Could you write out the records below exactly as they appear, leaving out any pictures?

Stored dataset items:
▼
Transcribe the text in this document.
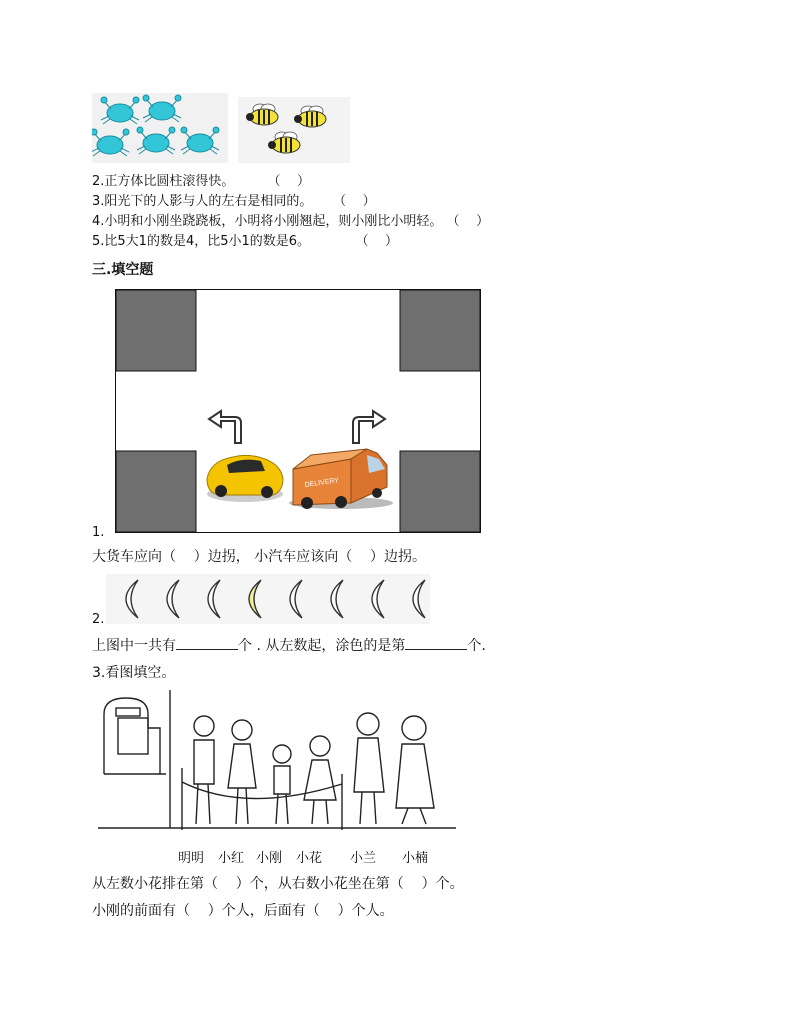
2.正方体比圆柱滚得快。        （    ）
3.阳光下的人影与人的左右是相同的。     （    ）
4.小明和小刚坐跷跷板，小明将小刚翘起，则小刚比小明轻。 （    ）
5.比5大1的数是4，比5小1的数是6。           （    ）
三.填空题
DELIVERY
1.
大货车应向（    ）边拐， 小汽车应该向（    ）边拐。
2.
上图中一共有	个 . 从左数起，涂色的是第	个.
3.看图填空。
明明 小红 小刚 小花 小兰 小楠
从左数小花排在第（    ）个，从右数小花坐在第（    ）个。
小刚的前面有（    ）个人，后面有（    ）个人。
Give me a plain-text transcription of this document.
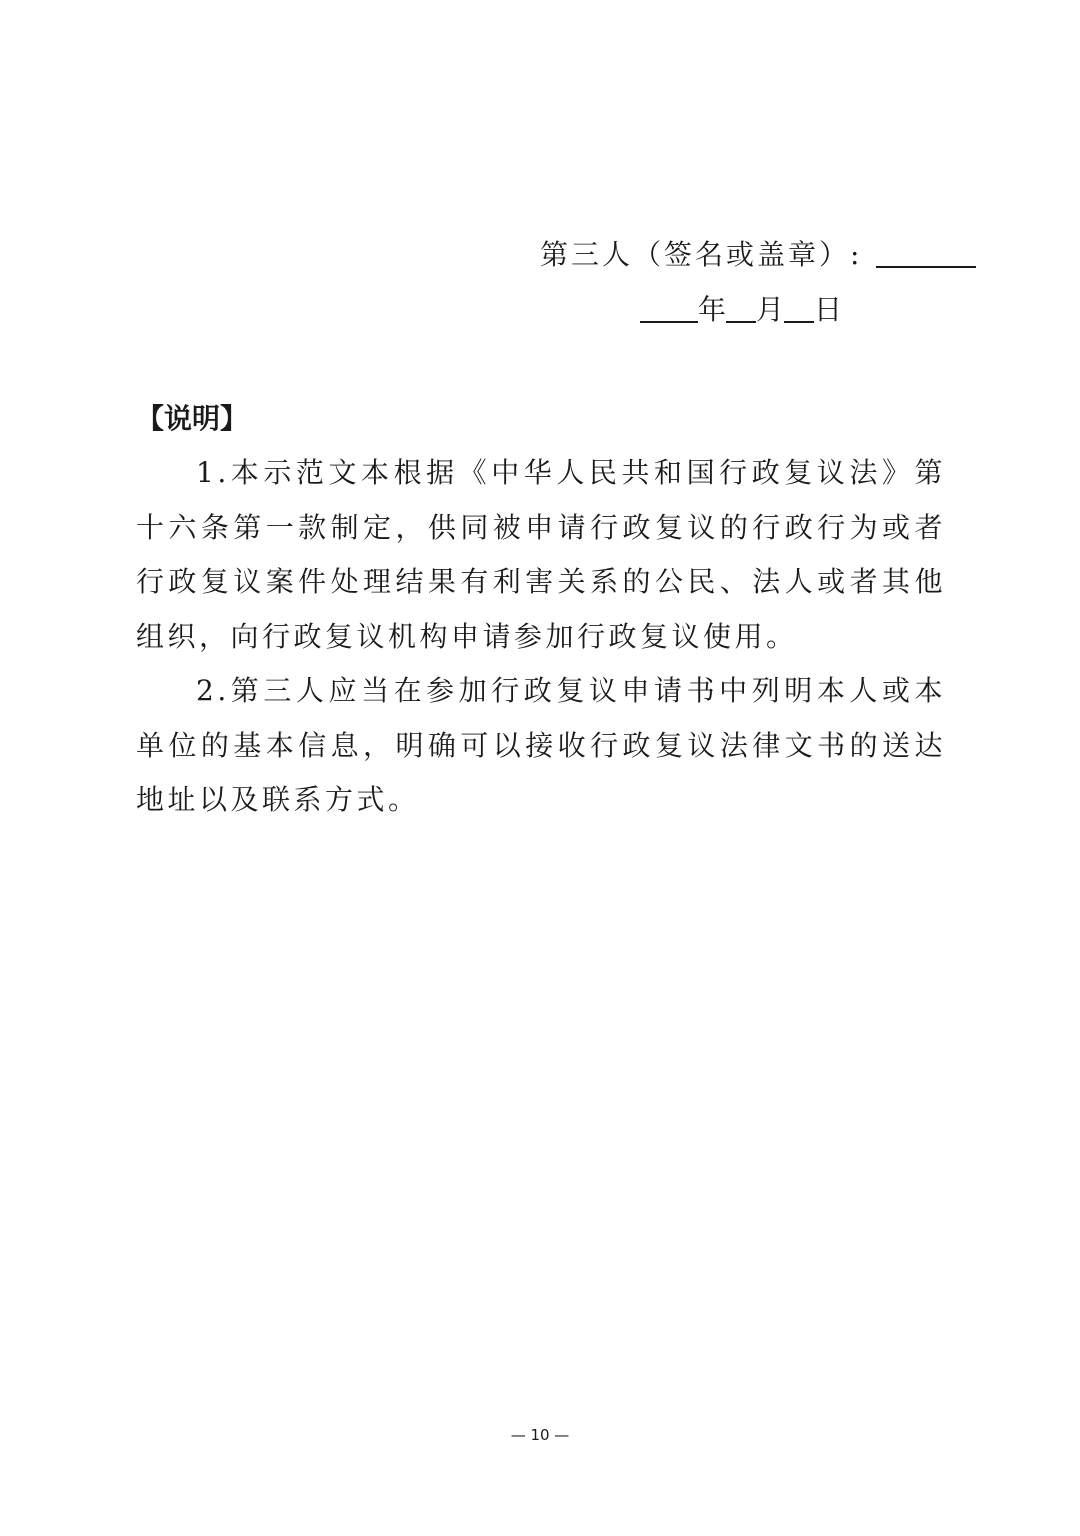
第三人（签名或盖章）:
年 月 日
【说明】

1.本示范文本根据《中华人民共和国行政复议法》第十六条第一款制定，供同被申请行政复议的行政行为或者行政复议案件处理结果有利害关系的公民、法人或者其他组织，向行政复议机构申请参加行政复议使用。

2.第三人应当在参加行政复议申请书中列明本人或本单位的基本信息，明确可以接收行政复议法律文书的送达地址以及联系方式。

— 10 —
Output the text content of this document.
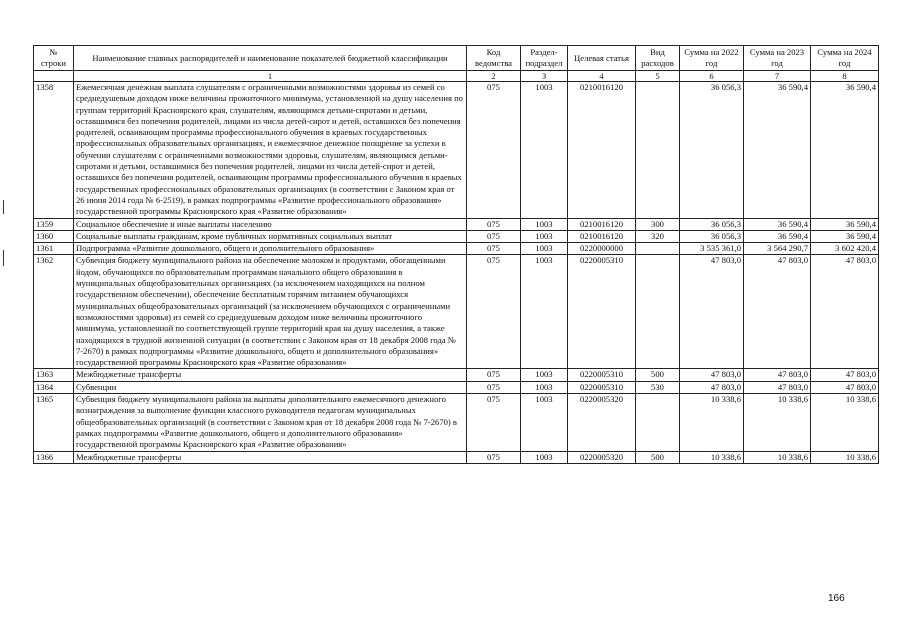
№ строки	Наименование главных распорядителей и наименование показателей бюджетной классификации	Код ведомства	Раздел-подраздел	Целевая статья	Вид расходов	Сумма на 2022 год	Сумма на 2023 год	Сумма на 2024 год
	1	2	3	4	5	6	7	8
1358	Ежемесячная денежная выплата слушателям с ограниченными возможностями здоровья из семей со среднедушевым доходом ниже величины прожиточного минимума, установленной на душу населения по группам территорий Красноярского края, слушателям, являющимся детьми-сиротами и детьми, оставшимися без попечения родителей, лицами из числа детей-сирот и детей, оставшихся без попечения родителей, осваивающим программы профессионального обучения в краевых государственных профессиональных образовательных организациях, и ежемесячное денежное поощрение за успехи в обучении слушателям с ограниченными возможностями здоровья, слушателям, являющимся детьми-сиротами и детьми, оставшимися без попечения родителей, лицами из числа детей-сирот и детей, оставшихся без попечения родителей, осваивающим программы профессионального обучения в краевых государственных профессиональных образовательных организациях (в соответствии с Законом края от 26 июня 2014 года № 6-2519), в рамках подпрограммы «Развитие профессионального образования» государственной программы Красноярского края «Развитие образования»	075	1003	0210016120		36 056,3	36 590,4	36 590,4
1359	Социальное обеспечение и иные выплаты населению	075	1003	0210016120	300	36 056,3	36 590,4	36 590,4
1360	Социальные выплаты гражданам, кроме публичных нормативных социальных выплат	075	1003	0210016120	320	36 056,3	36 590,4	36 590,4
1361	Подпрограмма «Развитие дошкольного, общего и дополнительного образования»	075	1003	0220000000		3 535 361,0	3 564 290,7	3 602 420,4
1362	Субвенция бюджету муниципального района на обеспечение молоком и продуктами, обогащенными йодом, обучающихся по образовательным программам начального общего образования в муниципальных общеобразовательных организациях (за исключением находящихся на полном государственном обеспечении), обеспечение бесплатным горячим питанием обучающихся муниципальных общеобразовательных организаций (за исключением обучающихся с ограниченными возможностями здоровья) из семей со среднедушевым доходом ниже величины прожиточного минимума, установленной по соответствующей группе территорий края на душу населения, а также находящихся в трудной жизненной ситуации (в соответствии с Законом края от 18 декабря 2008 года № 7-2670) в рамках подпрограммы «Развитие дошкольного, общего и дополнительного образования» государственной программы Красноярского края «Развитие образования»	075	1003	0220005310		47 803,0	47 803,0	47 803,0
1363	Межбюджетные трансферты	075	1003	0220005310	500	47 803,0	47 803,0	47 803,0
1364	Субвенции	075	1003	0220005310	530	47 803,0	47 803,0	47 803,0
1365	Субвенция бюджету муниципального района на выплаты дополнительного ежемесячного денежного вознаграждения за выполнение функции классного руководителя педагогам муниципальных общеобразовательных организаций (в соответствии с Законом края от 18 декабря 2008 года № 7-2670) в рамках подпрограммы «Развитие дошкольного, общего и дополнительного образования» государственной программы Красноярского края «Развитие образования»	075	1003	0220005320		10 338,6	10 338,6	10 338,6
1366	Межбюджетные трансферты	075	1003	0220005320	500	10 338,6	10 338,6	10 338,6
166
▲
Reply:
Transcribe the text in this document.
2.正方体比圆柱滚得快。        （    ）
3.阳光下的人影与人的左右是相同的。     （    ）
4.小明和小刚坐跷跷板，小明将小刚翘起，则小刚比小明轻。 （    ）
5.比5大1的数是4，比5小1的数是6。           （    ）
三.填空题
DELIVERY
1.
大货车应向（    ）边拐， 小汽车应该向（    ）边拐。
2.
上图中一共有	个 . 从左数起，涂色的是第	个.
3.看图填空。
明明 小红 小刚 小花 小兰 小楠
从左数小花排在第（    ）个，从右数小花坐在第（    ）个。
小刚的前面有（    ）个人，后面有（    ）个人。
Give me a plain-text transcription of this document.
第三人（签名或盖章）:
年 月 日
【说明】

1.本示范文本根据《中华人民共和国行政复议法》第十六条第一款制定，供同被申请行政复议的行政行为或者行政复议案件处理结果有利害关系的公民、法人或者其他组织，向行政复议机构申请参加行政复议使用。

2.第三人应当在参加行政复议申请书中列明本人或本单位的基本信息，明确可以接收行政复议法律文书的送达地址以及联系方式。

— 10 —
Output the text content of this document.
№ строки	Наименование главных распорядителей и наименование показателей бюджетной классификации	Код ведомства	Раздел-подраздел	Целевая статья	Вид расходов	Сумма на 2022 год	Сумма на 2023 год	Сумма на 2024 год
	1	2	3	4	5	6	7	8
1358	Ежемесячная денежная выплата слушателям с ограниченными возможностями здоровья из семей со среднедушевым доходом ниже величины прожиточного минимума, установленной на душу населения по группам территорий Красноярского края, слушателям, являющимся детьми-сиротами и детьми, оставшимися без попечения родителей, лицами из числа детей-сирот и детей, оставшихся без попечения родителей, осваивающим программы профессионального обучения в краевых государственных профессиональных образовательных организациях, и ежемесячное денежное поощрение за успехи в обучении слушателям с ограниченными возможностями здоровья, слушателям, являющимся детьми-сиротами и детьми, оставшимися без попечения родителей, лицами из числа детей-сирот и детей, оставшихся без попечения родителей, осваивающим программы профессионального обучения в краевых государственных профессиональных образовательных организациях (в соответствии с Законом края от 26 июня 2014 года № 6-2519), в рамках подпрограммы «Развитие профессионального образования» государственной программы Красноярского края «Развитие образования»	075	1003	0210016120		36 056,3	36 590,4	36 590,4
1359	Социальное обеспечение и иные выплаты населению	075	1003	0210016120	300	36 056,3	36 590,4	36 590,4
1360	Социальные выплаты гражданам, кроме публичных нормативных социальных выплат	075	1003	0210016120	320	36 056,3	36 590,4	36 590,4
1361	Подпрограмма «Развитие дошкольного, общего и дополнительного образования»	075	1003	0220000000		3 535 361,0	3 564 290,7	3 602 420,4
1362	Субвенция бюджету муниципального района на обеспечение молоком и продуктами, обогащенными йодом, обучающихся по образовательным программам начального общего образования в муниципальных общеобразовательных организациях (за исключением находящихся на полном государственном обеспечении), обеспечение бесплатным горячим питанием обучающихся муниципальных общеобразовательных организаций (за исключением обучающихся с ограниченными возможностями здоровья) из семей со среднедушевым доходом ниже величины прожиточного минимума, установленной по соответствующей группе территорий края на душу населения, а также находящихся в трудной жизненной ситуации (в соответствии с Законом края от 18 декабря 2008 года № 7-2670) в рамках подпрограммы «Развитие дошкольного, общего и дополнительного образования» государственной программы Красноярского края «Развитие образования»	075	1003	0220005310		47 803,0	47 803,0	47 803,0
1363	Межбюджетные трансферты	075	1003	0220005310	500	47 803,0	47 803,0	47 803,0
1364	Субвенции	075	1003	0220005310	530	47 803,0	47 803,0	47 803,0
1365	Субвенция бюджету муниципального района на выплаты дополнительного ежемесячного денежного вознаграждения за выполнение функции классного руководителя педагогам муниципальных общеобразовательных организаций (в соответствии с Законом края от 18 декабря 2008 года № 7-2670) в рамках подпрограммы «Развитие дошкольного, общего и дополнительного образования» государственной программы Красноярского края «Развитие образования»	075	1003	0220005320		10 338,6	10 338,6	10 338,6
1366	Межбюджетные трансферты	075	1003	0220005320	500	10 338,6	10 338,6	10 338,6
166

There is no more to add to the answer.